··· DATA TO PROCESS ···
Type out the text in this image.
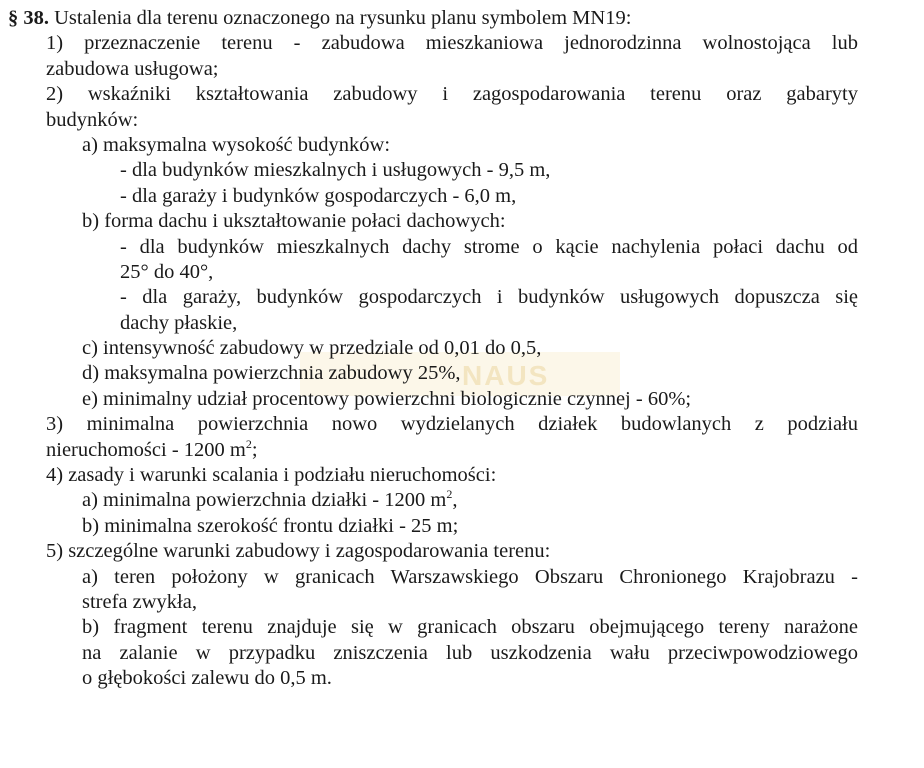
NAUS
§ 38. Ustalenia dla terenu oznaczonego na rysunku planu symbolem MN19:
1) przeznaczenie terenu - zabudowa mieszkaniowa jednorodzinna wolnostojąca lub
zabudowa usługowa;
2) wskaźniki kształtowania zabudowy i zagospodarowania terenu oraz gabaryty
budynków:
a) maksymalna wysokość budynków:
- dla budynków mieszkalnych i usługowych - 9,5 m,
- dla garaży i budynków gospodarczych - 6,0 m,
b) forma dachu i ukształtowanie połaci dachowych:
- dla budynków mieszkalnych dachy strome o kącie nachylenia połaci dachu od
25° do 40°,
- dla garaży, budynków gospodarczych i budynków usługowych dopuszcza się
dachy płaskie,
c) intensywność zabudowy w przedziale od 0,01 do 0,5,
d) maksymalna powierzchnia zabudowy 25%,
e) minimalny udział procentowy powierzchni biologicznie czynnej - 60%;
3) minimalna powierzchnia nowo wydzielanych działek budowlanych z podziału
nieruchomości - 1200 $m^2$;
4) zasady i warunki scalania i podziału nieruchomości:
a) minimalna powierzchnia działki - 1200 $m^2$,
b) minimalna szerokość frontu działki - 25 m;
5) szczególne warunki zabudowy i zagospodarowania terenu:
a) teren położony w granicach Warszawskiego Obszaru Chronionego Krajobrazu -
strefa zwykła,
b) fragment terenu znajduje się w granicach obszaru obejmującego tereny narażone
na zalanie w przypadku zniszczenia lub uszkodzenia wału przeciwpowodziowego
o głębokości zalewu do 0,5 m.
···
WHAT THE EXERCISE ASKS:
Working from the listing above, pick out every line that has "zagospodarowania" and copy it.

EXPECTED ANSWER:
2) wskaźniki kształtowania zabudowy i zagospodarowania terenu oraz gabaryty
5) szczególne warunki zabudowy i zagospodarowania terenu:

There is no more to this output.